● **Instructions for the task**
Rewrite the items starting at the line that contains "y2-tick-label: 1.8 — [881, 17, 902, 34]" and ending at the line that contains "y2-tick-label: 0.0 — [881, 510, 902, 528]", substituting "secondary-y-tick-label" for every "y2-tick-label" and keeping everything else identical.

● **Stored rows**
◆ ◆ ◆ ◆ ◆

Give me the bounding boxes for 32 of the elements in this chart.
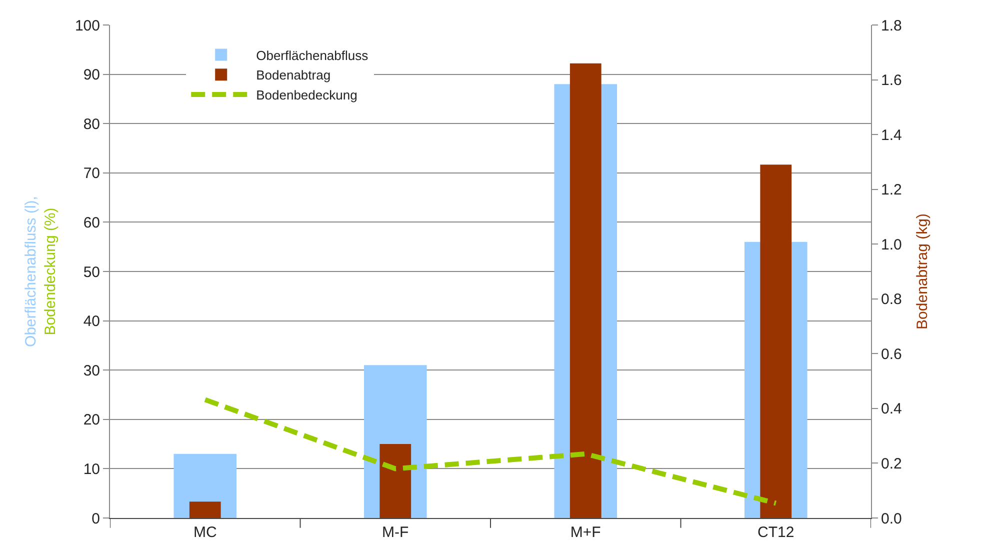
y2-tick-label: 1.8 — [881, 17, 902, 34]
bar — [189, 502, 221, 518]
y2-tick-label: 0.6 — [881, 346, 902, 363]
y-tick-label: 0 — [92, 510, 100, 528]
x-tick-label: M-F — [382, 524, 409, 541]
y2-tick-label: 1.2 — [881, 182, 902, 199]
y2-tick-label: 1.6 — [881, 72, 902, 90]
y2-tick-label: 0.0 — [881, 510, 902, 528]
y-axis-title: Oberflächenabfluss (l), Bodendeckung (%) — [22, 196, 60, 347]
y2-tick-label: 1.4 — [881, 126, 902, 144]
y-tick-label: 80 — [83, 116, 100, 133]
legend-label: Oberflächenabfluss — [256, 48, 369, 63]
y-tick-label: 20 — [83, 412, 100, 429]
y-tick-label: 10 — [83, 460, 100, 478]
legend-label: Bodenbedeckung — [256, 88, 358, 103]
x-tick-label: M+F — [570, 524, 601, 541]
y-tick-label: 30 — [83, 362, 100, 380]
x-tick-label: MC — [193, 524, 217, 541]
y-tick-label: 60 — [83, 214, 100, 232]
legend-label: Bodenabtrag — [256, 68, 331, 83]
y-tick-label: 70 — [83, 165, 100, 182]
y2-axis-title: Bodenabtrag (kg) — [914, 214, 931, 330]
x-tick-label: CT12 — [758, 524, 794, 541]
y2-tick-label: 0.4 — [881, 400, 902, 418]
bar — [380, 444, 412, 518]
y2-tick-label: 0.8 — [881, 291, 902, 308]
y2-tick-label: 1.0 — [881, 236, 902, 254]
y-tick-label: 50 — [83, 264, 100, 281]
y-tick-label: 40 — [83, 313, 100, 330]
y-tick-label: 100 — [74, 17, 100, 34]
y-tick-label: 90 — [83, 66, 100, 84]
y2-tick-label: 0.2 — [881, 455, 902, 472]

◆ ◆ ◆ ◆ ◆

● **Final answer**
secondary-y-tick-label: 1.8 — [881, 17, 902, 34]
bar — [189, 502, 221, 518]
secondary-y-tick-label: 0.6 — [881, 346, 902, 363]
y-tick-label: 0 — [92, 510, 100, 528]
x-tick-label: M-F — [382, 524, 409, 541]
secondary-y-tick-label: 1.2 — [881, 182, 902, 199]
secondary-y-tick-label: 1.6 — [881, 72, 902, 90]
secondary-y-tick-label: 0.0 — [881, 510, 902, 528]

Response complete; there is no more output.